▶ **STATED TASK**
All of the data should be repeated exactly; pictures are not part of the copy.
· · · · ·
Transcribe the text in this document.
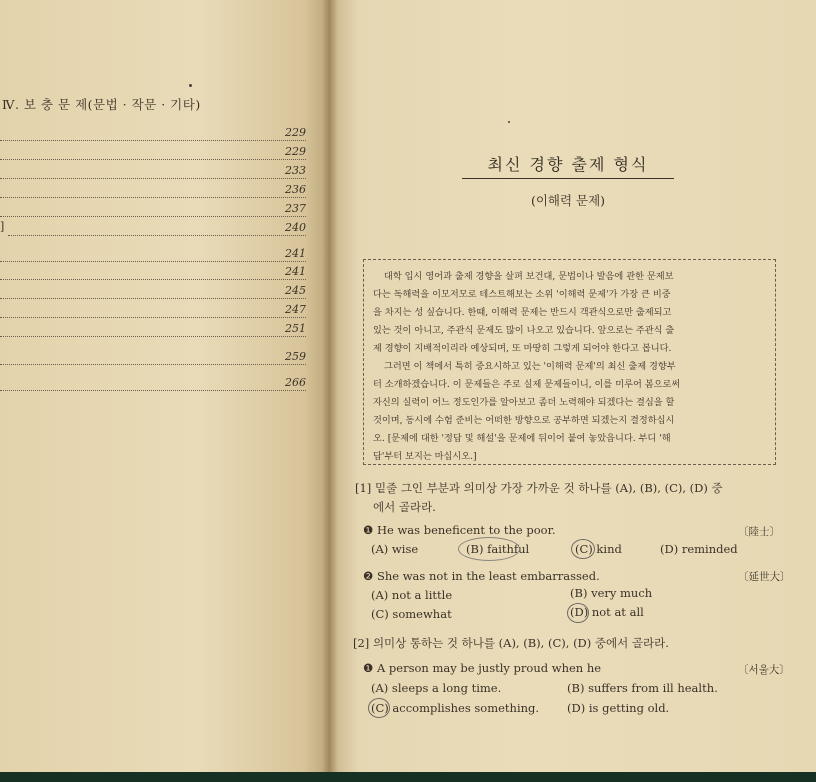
Ⅳ. 보 충 문 제(문법 · 작문 · 기타)
229
229
233
236
237
]	240
241
241
245
247
251
259
266
최신 경향 출제 형식
(이해력 문제)
대학 입시 영어과 출제 경향을 살펴 보건대, 문법이나 발음에 관한 문제보
다는 독해력을 이모저모로 테스트해보는 소위 '이해력 문제'가 가장 큰 비중
을 차지는 성 싶습니다. 한때, 이해력 문제는 반드시 객관식으로만 출제되고
있는 것이 아니고, 주관식 문제도 많이 나오고 있습니다. 앞으로는 주관식 출
제 경향이 지배적이리라 예상되며, 또 마땅히 그렇게 되어야 한다고 봅니다.
그러면 이 책에서 특히 중요시하고 있는 '이해력 문제'의 최신 출제 경향부
터 소개하겠습니다. 이 문제들은 주로 실제 문제들이니, 이를 미루어 봄으로써
자신의 실력이 어느 정도인가를 알아보고 좀더 노력해야 되겠다는 결심을 할
것이며, 동시에 수험 준비는 어떠한 방향으로 공부하면 되겠는지 결정하십시
오. [문제에 대한 '정답 및 해설'을 문제에 뒤이어 붙여 놓았읍니다. 부디 '해
답'부터 보지는 마십시오.]
[1] 밑줄 그인 부분과 의미상 가장 가까운 것 하나를 (A), (B), (C), (D) 중
에서 골라라.
❶ He was beneficent to the poor.	〔陸士〕
(A) wise	(B) faithful	(C) kind	(D) reminded
❷ She was not in the least embarrassed.	〔延世大〕
(A) not a little	(B) very much
(C) somewhat	(D) not at all
[2] 의미상 통하는 것 하나를 (A), (B), (C), (D) 중에서 골라라.
❶ A person may be justly proud when he	〔서울大〕
(A) sleeps a long time.	(B) suffers from ill health.
(C) accomplishes something. (D) is getting old.
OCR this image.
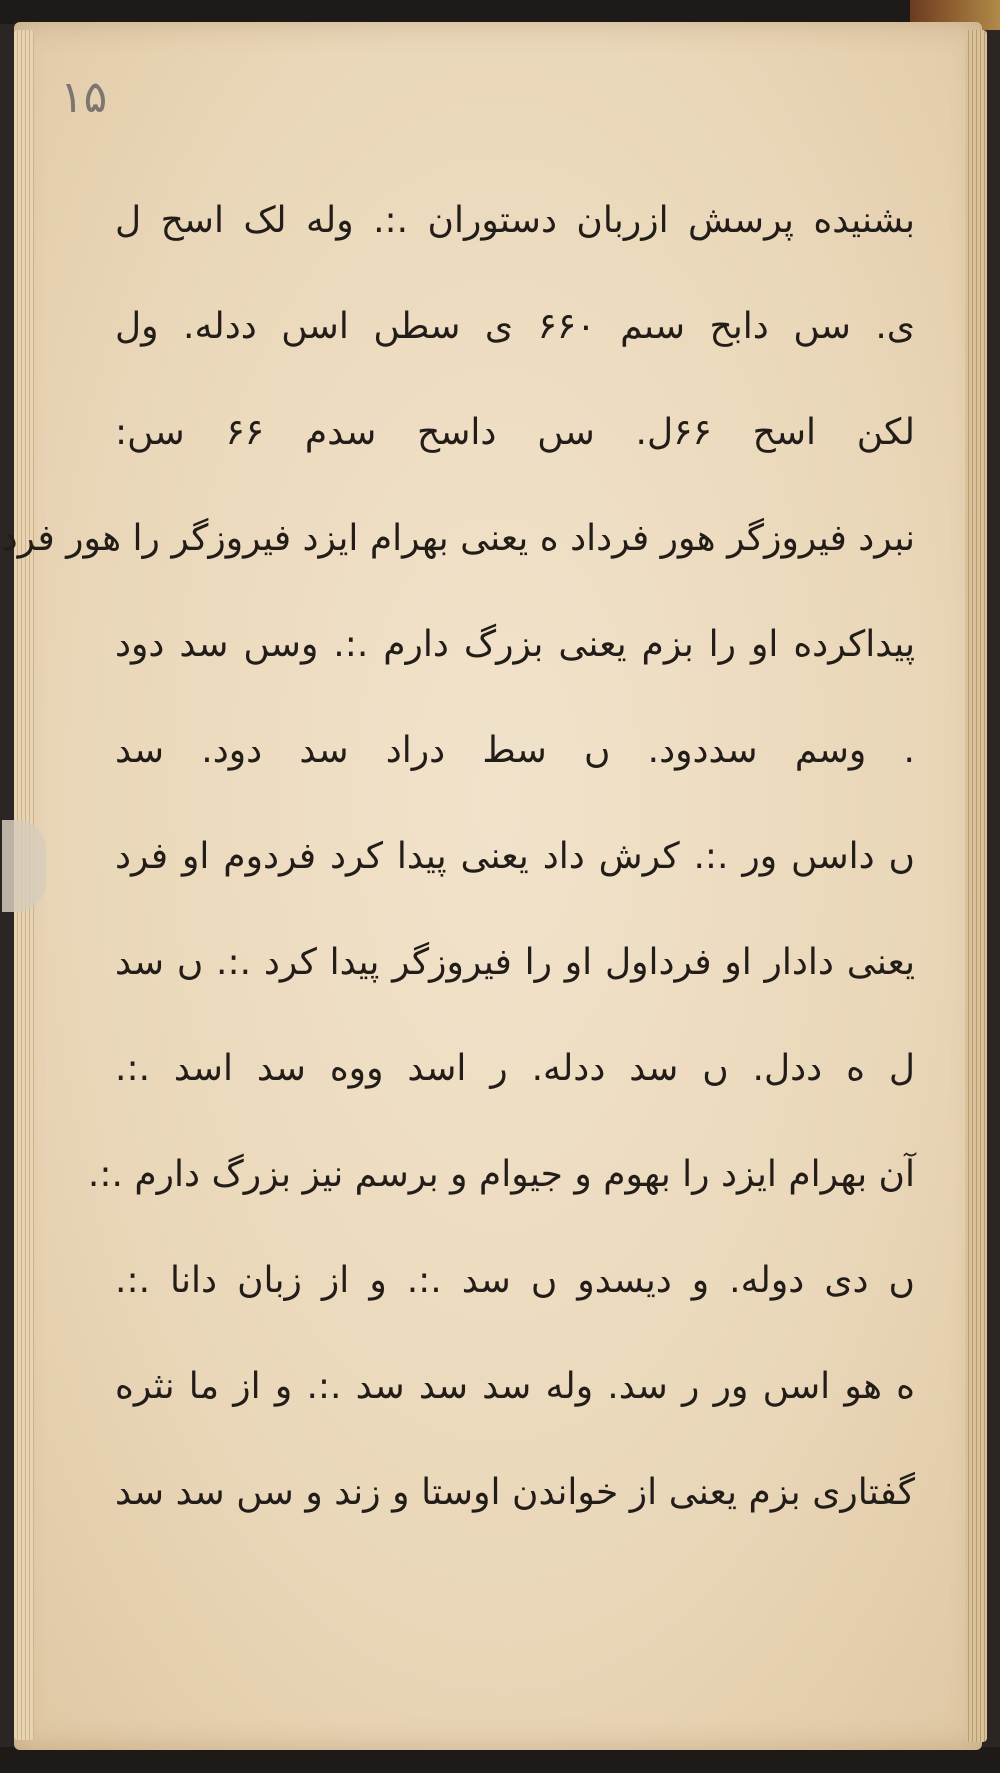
۱۵
بشنیده پرسش ازربان دستوران .:. وله لک اسح ل
ی. سں دابح سٮم ۶۶۰ ی سطں اسں ددله. ول
لکن اسح ۶۶ل. سں داسح سدم ۶۶ سں:
نبرد فیروزگر هور فرداد ه یعنی بهرام ایزد فیروزگر را هور فرد
پیداکرده او را بزم یعنی بزرگ دارم .:. وسں سد دود
. وسم سددود. ں سط دراد سد دود. سد
ں داسں ور .:. کرش داد یعنی پیدا کرد فردوم او فرد
یعنی دادار او فرداول او را فیروزگر پیدا کرد .:. ں سد
ل ه ددل. ں سد ددله. ر اسد ووه سد اسد .:.
آن بهرام ایزد را بهوم و جیوام و برسم نیز بزرگ دارم .:.
ں دی دوله. و دیسدو ں سد .:. و از زبان دانا .:.
ه هو اسں ور ر سد. وله سد سد سد .:. و از ما نثره
گفتاری بزم یعنی از خواندن اوستا و زند و سں سد سد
· · · · ·
▶ **FINISHED TASK**
Transcribe the text in this document.
Ⅳ. 보 충 문 제(문법 · 작문 · 기타)
229
229
233
236
237
]	240
241
241
245
247
251
259
266
최신 경향 출제 형식
(이해력 문제)
대학 입시 영어과 출제 경향을 살펴 보건대, 문법이나 발음에 관한 문제보
다는 독해력을 이모저모로 테스트해보는 소위 '이해력 문제'가 가장 큰 비중
을 차지는 성 싶습니다. 한때, 이해력 문제는 반드시 객관식으로만 출제되고
있는 것이 아니고, 주관식 문제도 많이 나오고 있습니다. 앞으로는 주관식 출
제 경향이 지배적이리라 예상되며, 또 마땅히 그렇게 되어야 한다고 봅니다.
그러면 이 책에서 특히 중요시하고 있는 '이해력 문제'의 최신 출제 경향부
터 소개하겠습니다. 이 문제들은 주로 실제 문제들이니, 이를 미루어 봄으로써
자신의 실력이 어느 정도인가를 알아보고 좀더 노력해야 되겠다는 결심을 할
것이며, 동시에 수험 준비는 어떠한 방향으로 공부하면 되겠는지 결정하십시
오. [문제에 대한 '정답 및 해설'을 문제에 뒤이어 붙여 놓았읍니다. 부디 '해
답'부터 보지는 마십시오.]
[1] 밑줄 그인 부분과 의미상 가장 가까운 것 하나를 (A), (B), (C), (D) 중
에서 골라라.
❶ He was beneficent to the poor.	〔陸士〕
(A) wise	(B) faithful	(C) kind	(D) reminded
❷ She was not in the least embarrassed.	〔延世大〕
(A) not a little	(B) very much
(C) somewhat	(D) not at all
[2] 의미상 통하는 것 하나를 (A), (B), (C), (D) 중에서 골라라.
❶ A person may be justly proud when he	〔서울大〕
(A) sleeps a long time.	(B) suffers from ill health.
(C) accomplishes something. (D) is getting old.
OCR this image.
۱۵
بشنیده پرسش ازربان دستوران .:. وله لک اسح ل
ی. سں دابح سٮم ۶۶۰ ی سطں اسں ددله. ول
لکن اسح ۶۶ل. سں داسح سدم ۶۶ سں:
نبرد فیروزگر هور فرداد ه یعنی بهرام ایزد فیروزگر را هور فرد
پیداکرده او را بزم یعنی بزرگ دارم .:. وسں سد دود
. وسم سددود. ں سط دراد سد دود. سد
ں داسں ور .:. کرش داد یعنی پیدا کرد فردوم او فرد
یعنی دادار او فرداول او را فیروزگر پیدا کرد .:. ں سد
ل ه ددل. ں سد ددله. ر اسد ووه سد اسد .:.
آن بهرام ایزد را بهوم و جیوام و برسم نیز بزرگ دارم .:.
ں دی دوله. و دیسدو ں سد .:. و از زبان دانا .:.
ه هو اسں ور ر سد. وله سد سد سد .:. و از ما نثره
گفتاری بزم یعنی از خواندن اوستا و زند و سں سد سد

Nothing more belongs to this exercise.